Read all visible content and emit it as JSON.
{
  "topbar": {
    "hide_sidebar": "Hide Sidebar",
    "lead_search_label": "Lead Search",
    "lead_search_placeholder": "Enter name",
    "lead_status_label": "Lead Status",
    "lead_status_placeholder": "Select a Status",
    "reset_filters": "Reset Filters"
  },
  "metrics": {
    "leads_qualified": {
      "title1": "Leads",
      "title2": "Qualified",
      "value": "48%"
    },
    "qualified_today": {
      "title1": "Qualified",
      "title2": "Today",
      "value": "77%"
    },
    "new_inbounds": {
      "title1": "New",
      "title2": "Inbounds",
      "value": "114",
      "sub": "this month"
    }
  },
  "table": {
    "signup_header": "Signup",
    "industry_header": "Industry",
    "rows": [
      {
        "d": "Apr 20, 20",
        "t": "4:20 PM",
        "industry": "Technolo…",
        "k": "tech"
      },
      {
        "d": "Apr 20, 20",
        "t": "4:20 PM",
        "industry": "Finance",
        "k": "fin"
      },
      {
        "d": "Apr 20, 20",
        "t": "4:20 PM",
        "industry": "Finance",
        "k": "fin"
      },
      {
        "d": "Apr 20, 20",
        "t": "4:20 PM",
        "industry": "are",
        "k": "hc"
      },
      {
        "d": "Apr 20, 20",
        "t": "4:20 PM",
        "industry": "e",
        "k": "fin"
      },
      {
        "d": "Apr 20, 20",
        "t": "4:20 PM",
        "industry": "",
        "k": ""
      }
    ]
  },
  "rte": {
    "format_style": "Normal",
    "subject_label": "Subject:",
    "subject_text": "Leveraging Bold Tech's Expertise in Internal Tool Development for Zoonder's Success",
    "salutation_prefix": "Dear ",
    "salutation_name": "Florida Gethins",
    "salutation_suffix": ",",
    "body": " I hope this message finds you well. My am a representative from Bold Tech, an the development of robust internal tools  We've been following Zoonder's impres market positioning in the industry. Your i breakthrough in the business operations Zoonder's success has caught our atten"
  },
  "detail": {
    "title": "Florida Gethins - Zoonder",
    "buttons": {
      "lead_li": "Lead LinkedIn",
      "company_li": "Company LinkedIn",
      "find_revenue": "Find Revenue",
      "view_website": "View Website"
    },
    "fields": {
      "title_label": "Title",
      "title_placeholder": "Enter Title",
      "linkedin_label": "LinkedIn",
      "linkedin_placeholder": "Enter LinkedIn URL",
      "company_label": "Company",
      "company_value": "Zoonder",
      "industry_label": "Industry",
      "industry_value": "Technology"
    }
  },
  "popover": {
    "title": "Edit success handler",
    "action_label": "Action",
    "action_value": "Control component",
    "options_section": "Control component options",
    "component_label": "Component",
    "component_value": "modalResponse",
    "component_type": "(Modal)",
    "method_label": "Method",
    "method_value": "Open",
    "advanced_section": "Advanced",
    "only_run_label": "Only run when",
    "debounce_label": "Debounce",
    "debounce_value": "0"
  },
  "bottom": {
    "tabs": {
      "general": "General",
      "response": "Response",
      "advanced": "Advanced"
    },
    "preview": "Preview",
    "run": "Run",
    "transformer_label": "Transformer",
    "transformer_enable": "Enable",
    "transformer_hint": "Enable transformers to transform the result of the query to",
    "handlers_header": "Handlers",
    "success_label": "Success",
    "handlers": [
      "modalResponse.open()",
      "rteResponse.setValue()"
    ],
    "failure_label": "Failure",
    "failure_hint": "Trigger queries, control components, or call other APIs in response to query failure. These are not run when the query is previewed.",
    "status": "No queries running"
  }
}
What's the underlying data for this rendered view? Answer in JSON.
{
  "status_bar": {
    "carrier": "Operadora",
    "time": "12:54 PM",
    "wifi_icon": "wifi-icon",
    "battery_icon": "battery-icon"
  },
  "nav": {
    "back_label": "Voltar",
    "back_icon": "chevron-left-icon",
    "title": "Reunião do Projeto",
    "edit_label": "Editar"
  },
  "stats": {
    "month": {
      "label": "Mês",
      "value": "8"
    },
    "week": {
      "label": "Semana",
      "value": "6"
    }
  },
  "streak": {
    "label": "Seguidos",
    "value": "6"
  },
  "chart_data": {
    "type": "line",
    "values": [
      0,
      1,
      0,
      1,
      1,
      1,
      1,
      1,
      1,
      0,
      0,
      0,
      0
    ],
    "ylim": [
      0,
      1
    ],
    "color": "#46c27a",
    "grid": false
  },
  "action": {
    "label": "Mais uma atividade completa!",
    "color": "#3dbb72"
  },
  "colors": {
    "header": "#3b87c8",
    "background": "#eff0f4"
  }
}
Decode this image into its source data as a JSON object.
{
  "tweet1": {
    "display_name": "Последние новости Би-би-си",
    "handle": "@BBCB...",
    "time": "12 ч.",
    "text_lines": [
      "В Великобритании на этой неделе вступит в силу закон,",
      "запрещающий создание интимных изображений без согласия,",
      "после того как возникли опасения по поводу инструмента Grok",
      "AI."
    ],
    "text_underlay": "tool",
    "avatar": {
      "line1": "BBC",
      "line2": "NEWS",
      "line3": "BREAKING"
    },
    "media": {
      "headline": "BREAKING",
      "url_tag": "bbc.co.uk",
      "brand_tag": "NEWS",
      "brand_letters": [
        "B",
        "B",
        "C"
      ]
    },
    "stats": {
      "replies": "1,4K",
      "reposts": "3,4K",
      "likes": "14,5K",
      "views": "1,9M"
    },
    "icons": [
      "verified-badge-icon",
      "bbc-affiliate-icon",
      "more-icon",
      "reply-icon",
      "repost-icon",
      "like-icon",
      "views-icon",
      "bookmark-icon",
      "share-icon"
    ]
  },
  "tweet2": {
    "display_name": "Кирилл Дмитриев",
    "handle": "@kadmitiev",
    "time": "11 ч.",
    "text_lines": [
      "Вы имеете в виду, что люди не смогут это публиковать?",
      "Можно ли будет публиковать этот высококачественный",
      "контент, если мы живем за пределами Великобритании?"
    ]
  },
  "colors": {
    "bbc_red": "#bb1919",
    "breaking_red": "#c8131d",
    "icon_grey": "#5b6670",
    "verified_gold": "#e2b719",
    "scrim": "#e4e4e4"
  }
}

====================

• _THE EXERCISE_: Give the material above again, word for word.

• _EXERCISE ANSWER_:
Read all visible content and emit it as JSON.
{
  "topbar": {
    "hide_sidebar": "Hide Sidebar",
    "lead_search_label": "Lead Search",
    "lead_search_placeholder": "Enter name",
    "lead_status_label": "Lead Status",
    "lead_status_placeholder": "Select a Status",
    "reset_filters": "Reset Filters"
  },
  "metrics": {
    "leads_qualified": {
      "title1": "Leads",
      "title2": "Qualified",
      "value": "48%"
    },
    "qualified_today": {
      "title1": "Qualified",
      "title2": "Today",
      "value": "77%"
    },
    "new_inbounds": {
      "title1": "New",
      "title2": "Inbounds",
      "value": "114",
      "sub": "this month"
    }
  },
  "table": {
    "signup_header": "Signup",
    "industry_header": "Industry",
    "rows": [
      {
        "d": "Apr 20, 20",
        "t": "4:20 PM",
        "industry": "Technolo…",
        "k": "tech"
      },
      {
        "d": "Apr 20, 20",
        "t": "4:20 PM",
        "industry": "Finance",
        "k": "fin"
      },
      {
        "d": "Apr 20, 20",
        "t": "4:20 PM",
        "industry": "Finance",
        "k": "fin"
      },
      {
        "d": "Apr 20, 20",
        "t": "4:20 PM",
        "industry": "are",
        "k": "hc"
      },
      {
        "d": "Apr 20, 20",
        "t": "4:20 PM",
        "industry": "e",
        "k": "fin"
      },
      {
        "d": "Apr 20, 20",
        "t": "4:20 PM",
        "industry": "",
        "k": ""
      }
    ]
  },
  "rte": {
    "format_style": "Normal",
    "subject_label": "Subject:",
    "subject_text": "Leveraging Bold Tech's Expertise in Internal Tool Development for Zoonder's Success",
    "salutation_prefix": "Dear ",
    "salutation_name": "Florida Gethins",
    "salutation_suffix": ",",
    "body": " I hope this message finds you well. My am a representative from Bold Tech, an the development of robust internal tools  We've been following Zoonder's impres market positioning in the industry. Your i breakthrough in the business operations Zoonder's success has caught our atten"
  },
  "detail": {
    "title": "Florida Gethins - Zoonder",
    "buttons": {
      "lead_li": "Lead LinkedIn",
      "company_li": "Company LinkedIn",
      "find_revenue": "Find Revenue",
      "view_website": "View Website"
    },
    "fields": {
      "title_label": "Title",
      "title_placeholder": "Enter Title",
      "linkedin_label": "LinkedIn",
      "linkedin_placeholder": "Enter LinkedIn URL",
      "company_label": "Company",
      "company_value": "Zoonder",
      "industry_label": "Industry",
      "industry_value": "Technology"
    }
  },
  "popover": {
    "title": "Edit success handler",
    "action_label": "Action",
    "action_value": "Control component",
    "options_section": "Control component options",
    "component_label": "Component",
    "component_value": "modalResponse",
    "component_type": "(Modal)",
    "method_label": "Method",
    "method_value": "Open",
    "advanced_section": "Advanced",
    "only_run_label": "Only run when",
    "debounce_label": "Debounce",
    "debounce_value": "0"
  },
  "bottom": {
    "tabs": {
      "general": "General",
      "response": "Response",
      "advanced": "Advanced"
    },
    "preview": "Preview",
    "run": "Run",
    "transformer_label": "Transformer",
    "transformer_enable": "Enable",
    "transformer_hint": "Enable transformers to transform the result of the query to",
    "handlers_header": "Handlers",
    "success_label": "Success",
    "handlers": [
      "modalResponse.open()",
      "rteResponse.setValue()"
    ],
    "failure_label": "Failure",
    "failure_hint": "Trigger queries, control components, or call other APIs in response to query failure. These are not run when the query is previewed.",
    "status": "No queries running"
  }
}
What's the underlying data for this rendered view? Answer in JSON.
{
  "status_bar": {
    "carrier": "Operadora",
    "time": "12:54 PM",
    "wifi_icon": "wifi-icon",
    "battery_icon": "battery-icon"
  },
  "nav": {
    "back_label": "Voltar",
    "back_icon": "chevron-left-icon",
    "title": "Reunião do Projeto",
    "edit_label": "Editar"
  },
  "stats": {
    "month": {
      "label": "Mês",
      "value": "8"
    },
    "week": {
      "label": "Semana",
      "value": "6"
    }
  },
  "streak": {
    "label": "Seguidos",
    "value": "6"
  },
  "chart_data": {
    "type": "line",
    "values": [
      0,
      1,
      0,
      1,
      1,
      1,
      1,
      1,
      1,
      0,
      0,
      0,
      0
    ],
    "ylim": [
      0,
      1
    ],
    "color": "#46c27a",
    "grid": false
  },
  "action": {
    "label": "Mais uma atividade completa!",
    "color": "#3dbb72"
  },
  "colors": {
    "header": "#3b87c8",
    "background": "#eff0f4"
  }
}
Decode this image into its source data as a JSON object.
{
  "tweet1": {
    "display_name": "Последние новости Би-би-си",
    "handle": "@BBCB...",
    "time": "12 ч.",
    "text_lines": [
      "В Великобритании на этой неделе вступит в силу закон,",
      "запрещающий создание интимных изображений без согласия,",
      "после того как возникли опасения по поводу инструмента Grok",
      "AI."
    ],
    "text_underlay": "tool",
    "avatar": {
      "line1": "BBC",
      "line2": "NEWS",
      "line3": "BREAKING"
    },
    "media": {
      "headline": "BREAKING",
      "url_tag": "bbc.co.uk",
      "brand_tag": "NEWS",
      "brand_letters": [
        "B",
        "B",
        "C"
      ]
    },
    "stats": {
      "replies": "1,4K",
      "reposts": "3,4K",
      "likes": "14,5K",
      "views": "1,9M"
    },
    "icons": [
      "verified-badge-icon",
      "bbc-affiliate-icon",
      "more-icon",
      "reply-icon",
      "repost-icon",
      "like-icon",
      "views-icon",
      "bookmark-icon",
      "share-icon"
    ]
  },
  "tweet2": {
    "display_name": "Кирилл Дмитриев",
    "handle": "@kadmitiev",
    "time": "11 ч.",
    "text_lines": [
      "Вы имеете в виду, что люди не смогут это публиковать?",
      "Можно ли будет публиковать этот высококачественный",
      "контент, если мы живем за пределами Великобритании?"
    ]
  },
  "colors": {
    "bbc_red": "#bb1919",
    "breaking_red": "#c8131d",
    "icon_grey": "#5b6670",
    "verified_gold": "#e2b719",
    "scrim": "#e4e4e4"
  }
}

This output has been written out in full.